Entries with figure data:
-----
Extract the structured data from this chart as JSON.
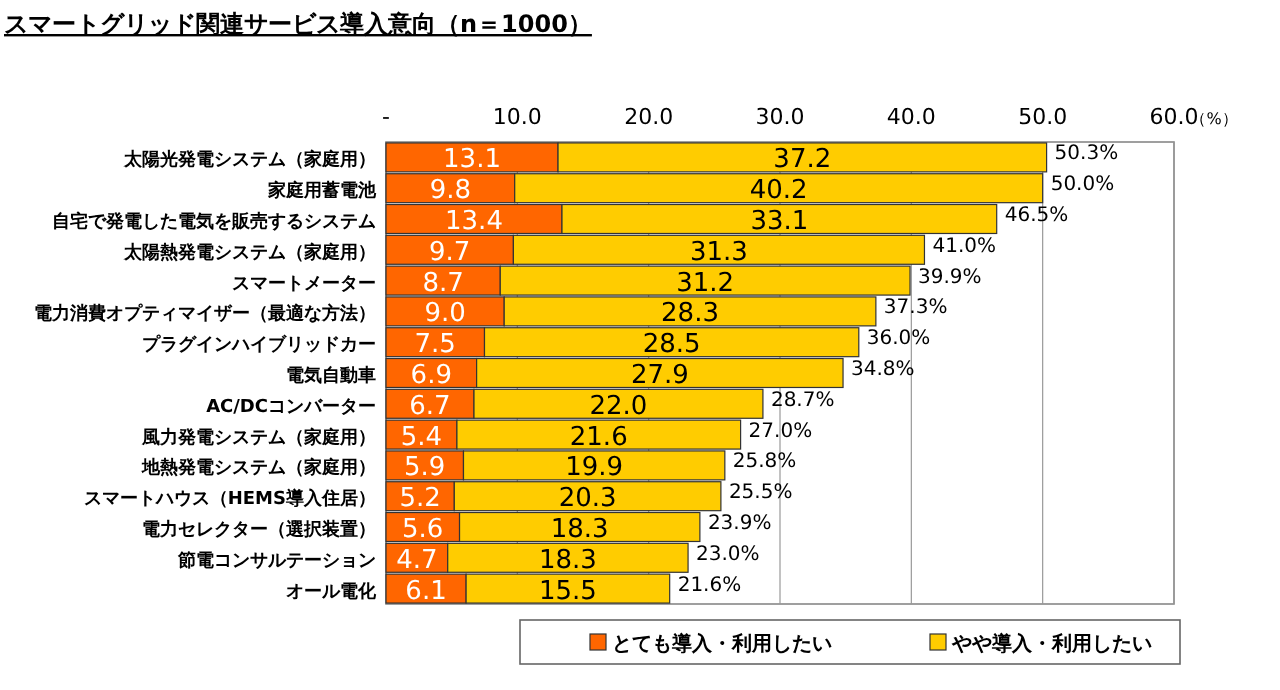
{
  "chart_data": {
    "type": "bar",
    "orientation": "horizontal",
    "stacked": true,
    "title": "スマートグリッド関連サービス導入意向（n＝1000）",
    "xlabel": "（%）",
    "categories": [
      "太陽光発電システム（家庭用）",
      "家庭用蓄電池",
      "自宅で発電した電気を販売するシステム",
      "太陽熱発電システム（家庭用）",
      "スマートメーター",
      "電力消費オプティマイザー（最適な方法）",
      "プラグインハイブリッドカー",
      "電気自動車",
      "AC/DCコンバーター",
      "風力発電システム（家庭用）",
      "地熱発電システム（家庭用）",
      "スマートハウス（HEMS導入住居）",
      "電力セレクター（選択装置）",
      "節電コンサルテーション",
      "オール電化"
    ],
    "series": [
      {
        "name": "とても導入・利用したい",
        "color": "#ff6600",
        "values": [
          13.1,
          9.8,
          13.4,
          9.7,
          8.7,
          9.0,
          7.5,
          6.9,
          6.7,
          5.4,
          5.9,
          5.2,
          5.6,
          4.7,
          6.1
        ],
        "value_labels": [
          "13.1",
          "9.8",
          "13.4",
          "9.7",
          "8.7",
          "9.0",
          "7.5",
          "6.9",
          "6.7",
          "5.4",
          "5.9",
          "5.2",
          "5.6",
          "4.7",
          "6.1"
        ]
      },
      {
        "name": "やや導入・利用したい",
        "color": "#ffcc00",
        "values": [
          37.2,
          40.2,
          33.1,
          31.3,
          31.2,
          28.3,
          28.5,
          27.9,
          22.0,
          21.6,
          19.9,
          20.3,
          18.3,
          18.3,
          15.5
        ],
        "value_labels": [
          "37.2",
          "40.2",
          "33.1",
          "31.3",
          "31.2",
          "28.3",
          "28.5",
          "27.9",
          "22.0",
          "21.6",
          "19.9",
          "20.3",
          "18.3",
          "18.3",
          "15.5"
        ]
      }
    ],
    "totals": [
      "50.3%",
      "50.0%",
      "46.5%",
      "41.0%",
      "39.9%",
      "37.3%",
      "36.0%",
      "34.8%",
      "28.7%",
      "27.0%",
      "25.8%",
      "25.5%",
      "23.9%",
      "23.0%",
      "21.6%"
    ],
    "xlim": [
      0,
      60
    ],
    "xticks": [
      {
        "value": 0,
        "label": "-"
      },
      {
        "value": 10,
        "label": "10.0"
      },
      {
        "value": 20,
        "label": "20.0"
      },
      {
        "value": 30,
        "label": "30.0"
      },
      {
        "value": 40,
        "label": "40.0"
      },
      {
        "value": 50,
        "label": "50.0"
      },
      {
        "value": 60,
        "label": "60.0"
      }
    ],
    "grid": "x",
    "legend": "bottom"
  }
}
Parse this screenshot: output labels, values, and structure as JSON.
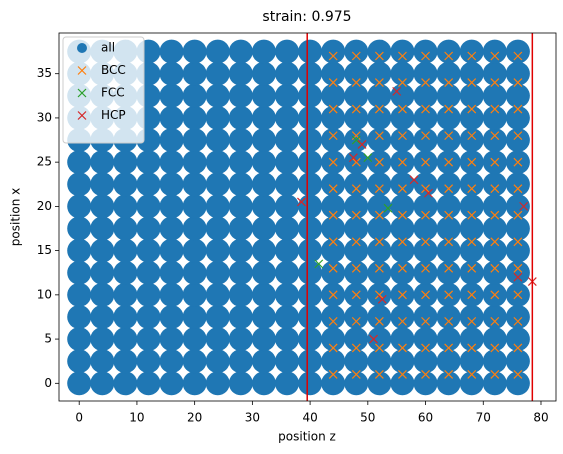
{
  "chart_data": {
    "type": "scatter",
    "title": "strain: 0.975",
    "xlabel": "position z",
    "ylabel": "position x",
    "xlim": [
      -3.5,
      82.6
    ],
    "ylim": [
      -2.0,
      39.6
    ],
    "xticks": [
      0,
      10,
      20,
      30,
      40,
      50,
      60,
      70,
      80
    ],
    "yticks": [
      0,
      5,
      10,
      15,
      20,
      25,
      30,
      35
    ],
    "legend": "upper left",
    "vlines": [
      39.5,
      78.5
    ],
    "vline_color": "#e00000",
    "series": [
      {
        "name": "all",
        "color": "#1f77b4",
        "marker": "o",
        "x": [
          0,
          4,
          8,
          12,
          16,
          20,
          24,
          28,
          32,
          36,
          40,
          44,
          48,
          52,
          56,
          60,
          64,
          68,
          72,
          76,
          0,
          4,
          8,
          12,
          16,
          20,
          24,
          28,
          32,
          36,
          40,
          44,
          48,
          52,
          56,
          60,
          64,
          68,
          72,
          76,
          0,
          4,
          8,
          12,
          16,
          20,
          24,
          28,
          32,
          36,
          40,
          44,
          48,
          52,
          56,
          60,
          64,
          68,
          72,
          76,
          0,
          4,
          8,
          12,
          16,
          20,
          24,
          28,
          32,
          36,
          40,
          44,
          48,
          52,
          56,
          60,
          64,
          68,
          72,
          76,
          0,
          4,
          8,
          12,
          16,
          20,
          24,
          28,
          32,
          36,
          40,
          44,
          48,
          52,
          56,
          60,
          64,
          68,
          72,
          76,
          0,
          4,
          8,
          12,
          16,
          20,
          24,
          28,
          32,
          36,
          40,
          44,
          48,
          52,
          56,
          60,
          64,
          68,
          72,
          76,
          0,
          4,
          8,
          12,
          16,
          20,
          24,
          28,
          32,
          36,
          40,
          44,
          48,
          52,
          56,
          60,
          64,
          68,
          72,
          76,
          0,
          4,
          8,
          12,
          16,
          20,
          24,
          28,
          32,
          36,
          40,
          44,
          48,
          52,
          56,
          60,
          64,
          68,
          72,
          76,
          0,
          4,
          8,
          12,
          16,
          20,
          24,
          28,
          32,
          36,
          40,
          44,
          48,
          52,
          56,
          60,
          64,
          68,
          72,
          76,
          0,
          4,
          8,
          12,
          16,
          20,
          24,
          28,
          32,
          36,
          40,
          44,
          48,
          52,
          56,
          60,
          64,
          68,
          72,
          76,
          0,
          4,
          8,
          12,
          16,
          20,
          24,
          28,
          32,
          36,
          40,
          44,
          48,
          52,
          56,
          60,
          64,
          68,
          72,
          76,
          0,
          4,
          8,
          12,
          16,
          20,
          24,
          28,
          32,
          36,
          40,
          44,
          48,
          52,
          56,
          60,
          64,
          68,
          72,
          76,
          0,
          4,
          8,
          12,
          16,
          20,
          24,
          28,
          32,
          36,
          40,
          44,
          48,
          52,
          56,
          60,
          64,
          68,
          72,
          76,
          0,
          4,
          8,
          12,
          16,
          20,
          24,
          28,
          32,
          36,
          40,
          44,
          48,
          52,
          56,
          60,
          64,
          68,
          72,
          76,
          0,
          4,
          8,
          12,
          16,
          20,
          24,
          28,
          32,
          36,
          40,
          44,
          48,
          52,
          56,
          60,
          64,
          68,
          72,
          76,
          0,
          4,
          8,
          12,
          16,
          20,
          24,
          28,
          32,
          36,
          40,
          44,
          48,
          52,
          56,
          60,
          64,
          68,
          72,
          76
        ],
        "values": [
          0,
          0,
          0,
          0,
          0,
          0,
          0,
          0,
          0,
          0,
          0,
          0,
          0,
          0,
          0,
          0,
          0,
          0,
          0,
          0,
          2.5,
          2.5,
          2.5,
          2.5,
          2.5,
          2.5,
          2.5,
          2.5,
          2.5,
          2.5,
          2.5,
          2.5,
          2.5,
          2.5,
          2.5,
          2.5,
          2.5,
          2.5,
          2.5,
          2.5,
          5,
          5,
          5,
          5,
          5,
          5,
          5,
          5,
          5,
          5,
          5,
          5,
          5,
          5,
          5,
          5,
          5,
          5,
          5,
          5,
          7.5,
          7.5,
          7.5,
          7.5,
          7.5,
          7.5,
          7.5,
          7.5,
          7.5,
          7.5,
          7.5,
          7.5,
          7.5,
          7.5,
          7.5,
          7.5,
          7.5,
          7.5,
          7.5,
          7.5,
          10,
          10,
          10,
          10,
          10,
          10,
          10,
          10,
          10,
          10,
          10,
          10,
          10,
          10,
          10,
          10,
          10,
          10,
          10,
          10,
          12.5,
          12.5,
          12.5,
          12.5,
          12.5,
          12.5,
          12.5,
          12.5,
          12.5,
          12.5,
          12.5,
          12.5,
          12.5,
          12.5,
          12.5,
          12.5,
          12.5,
          12.5,
          12.5,
          12.5,
          15,
          15,
          15,
          15,
          15,
          15,
          15,
          15,
          15,
          15,
          15,
          15,
          15,
          15,
          15,
          15,
          15,
          15,
          15,
          15,
          17.5,
          17.5,
          17.5,
          17.5,
          17.5,
          17.5,
          17.5,
          17.5,
          17.5,
          17.5,
          17.5,
          17.5,
          17.5,
          17.5,
          17.5,
          17.5,
          17.5,
          17.5,
          17.5,
          17.5,
          20,
          20,
          20,
          20,
          20,
          20,
          20,
          20,
          20,
          20,
          20,
          20,
          20,
          20,
          20,
          20,
          20,
          20,
          20,
          20,
          22.5,
          22.5,
          22.5,
          22.5,
          22.5,
          22.5,
          22.5,
          22.5,
          22.5,
          22.5,
          22.5,
          22.5,
          22.5,
          22.5,
          22.5,
          22.5,
          22.5,
          22.5,
          22.5,
          22.5,
          25,
          25,
          25,
          25,
          25,
          25,
          25,
          25,
          25,
          25,
          25,
          25,
          25,
          25,
          25,
          25,
          25,
          25,
          25,
          25,
          27.5,
          27.5,
          27.5,
          27.5,
          27.5,
          27.5,
          27.5,
          27.5,
          27.5,
          27.5,
          27.5,
          27.5,
          27.5,
          27.5,
          27.5,
          27.5,
          27.5,
          27.5,
          27.5,
          27.5,
          30,
          30,
          30,
          30,
          30,
          30,
          30,
          30,
          30,
          30,
          30,
          30,
          30,
          30,
          30,
          30,
          30,
          30,
          30,
          30,
          32.5,
          32.5,
          32.5,
          32.5,
          32.5,
          32.5,
          32.5,
          32.5,
          32.5,
          32.5,
          32.5,
          32.5,
          32.5,
          32.5,
          32.5,
          32.5,
          32.5,
          32.5,
          32.5,
          32.5,
          35,
          35,
          35,
          35,
          35,
          35,
          35,
          35,
          35,
          35,
          35,
          35,
          35,
          35,
          35,
          35,
          35,
          35,
          35,
          35,
          37.5,
          37.5,
          37.5,
          37.5,
          37.5,
          37.5,
          37.5,
          37.5,
          37.5,
          37.5,
          37.5,
          37.5,
          37.5,
          37.5,
          37.5,
          37.5,
          37.5,
          37.5,
          37.5,
          37.5
        ]
      },
      {
        "name": "BCC",
        "color": "#ff7f0e",
        "marker": "x",
        "x": [
          44,
          48,
          52,
          56,
          60,
          64,
          68,
          72,
          76,
          44,
          48,
          52,
          56,
          60,
          64,
          68,
          72,
          76,
          44,
          48,
          52,
          56,
          60,
          64,
          68,
          72,
          76,
          44,
          48,
          52,
          56,
          60,
          64,
          68,
          72,
          76,
          44,
          48,
          52,
          56,
          60,
          64,
          68,
          72,
          76,
          44,
          48,
          52,
          56,
          60,
          64,
          68,
          72,
          76,
          44,
          48,
          52,
          56,
          60,
          64,
          68,
          72,
          76,
          44,
          48,
          52,
          56,
          60,
          64,
          68,
          72,
          76,
          44,
          48,
          52,
          56,
          60,
          64,
          68,
          72,
          76,
          44,
          48,
          52,
          56,
          60,
          64,
          68,
          72,
          76,
          44,
          48,
          52,
          56,
          60,
          64,
          68,
          72,
          76,
          44,
          48,
          52,
          56,
          60,
          64,
          68,
          72,
          76,
          44,
          48,
          52,
          56,
          60,
          64,
          68,
          72,
          76
        ],
        "values": [
          1,
          1,
          1,
          1,
          1,
          1,
          1,
          1,
          1,
          4,
          4,
          4,
          4,
          4,
          4,
          4,
          4,
          4,
          7,
          7,
          7,
          7,
          7,
          7,
          7,
          7,
          7,
          10,
          10,
          10,
          10,
          10,
          10,
          10,
          10,
          10,
          13,
          13,
          13,
          13,
          13,
          13,
          13,
          13,
          13,
          16,
          16,
          16,
          16,
          16,
          16,
          16,
          16,
          16,
          19,
          19,
          19,
          19,
          19,
          19,
          19,
          19,
          19,
          22,
          22,
          22,
          22,
          22,
          22,
          22,
          22,
          22,
          25,
          25,
          25,
          25,
          25,
          25,
          25,
          25,
          25,
          28,
          28,
          28,
          28,
          28,
          28,
          28,
          28,
          28,
          31,
          31,
          31,
          31,
          31,
          31,
          31,
          31,
          31,
          34,
          34,
          34,
          34,
          34,
          34,
          34,
          34,
          34,
          37,
          37,
          37,
          37,
          37,
          37,
          37,
          37,
          37
        ]
      },
      {
        "name": "FCC",
        "color": "#2ca02c",
        "marker": "x",
        "x": [
          41.5,
          53.5,
          50,
          48
        ],
        "values": [
          13.5,
          19.8,
          25.5,
          27.5
        ]
      },
      {
        "name": "HCP",
        "color": "#d62728",
        "marker": "x",
        "x": [
          38.5,
          47.5,
          49,
          55,
          60.5,
          51,
          52.5,
          76,
          78.5,
          77,
          58
        ],
        "values": [
          20.5,
          25.5,
          27,
          33,
          21.5,
          5,
          9.5,
          12,
          11.5,
          20,
          23
        ]
      }
    ]
  }
}
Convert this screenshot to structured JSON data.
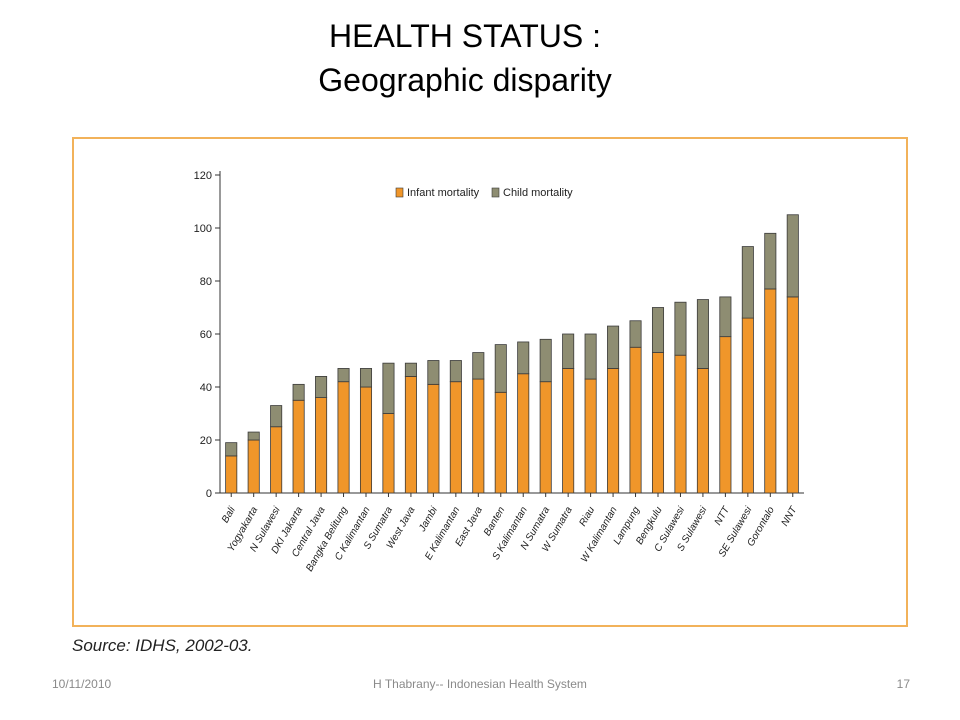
{
  "slide": {
    "title_line1": "HEALTH STATUS :",
    "title_line2": "Geographic disparity",
    "source": "Source: IDHS, 2002-03."
  },
  "footer": {
    "date": "10/11/2010",
    "center": "H Thabrany-- Indonesian Health System",
    "page": "17"
  },
  "colors": {
    "infant": "#f0962a",
    "child": "#8e8d72",
    "frame": "#f2b25a"
  },
  "chart_data": {
    "type": "bar",
    "stacked": true,
    "categories": [
      "Bali",
      "Yogyakarta",
      "N Sulawesi",
      "DKI Jakarta",
      "Central Java",
      "Bangka Belitung",
      "C Kalimantan",
      "S Sumatra",
      "West Java",
      "Jambi",
      "E Kalimantan",
      "East Java",
      "Banten",
      "S Kalimantan",
      "N Sumatra",
      "W Sumatra",
      "Riau",
      "W Kalimantan",
      "Lampung",
      "Bengkulu",
      "C Sulawesi",
      "S Sulawesi",
      "NTT",
      "SE Sulawesi",
      "Gorontalo",
      "NNT"
    ],
    "series": [
      {
        "name": "Infant mortality",
        "values": [
          14,
          20,
          25,
          35,
          36,
          42,
          40,
          30,
          44,
          41,
          42,
          43,
          38,
          45,
          42,
          47,
          43,
          47,
          55,
          53,
          52,
          47,
          59,
          66,
          77,
          74
        ]
      },
      {
        "name": "Child mortality",
        "values": [
          5,
          3,
          8,
          6,
          8,
          5,
          7,
          19,
          5,
          9,
          8,
          10,
          18,
          12,
          16,
          13,
          17,
          16,
          10,
          17,
          20,
          26,
          15,
          27,
          21,
          31
        ]
      }
    ],
    "ylim": [
      0,
      120
    ],
    "yticks": [
      0,
      20,
      40,
      60,
      80,
      100,
      120
    ],
    "legend_position": "top-center",
    "grid": false
  }
}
-----
WHAT IS BEING ASKED:
Gather up the lines that contain the word "this".

ANSWER FOR THE TASK:
Extract the structured data from this chart as JSON.
Parse this screenshot: output labels, values, and structure as JSON.
Convert this screenshot to structured JSON data.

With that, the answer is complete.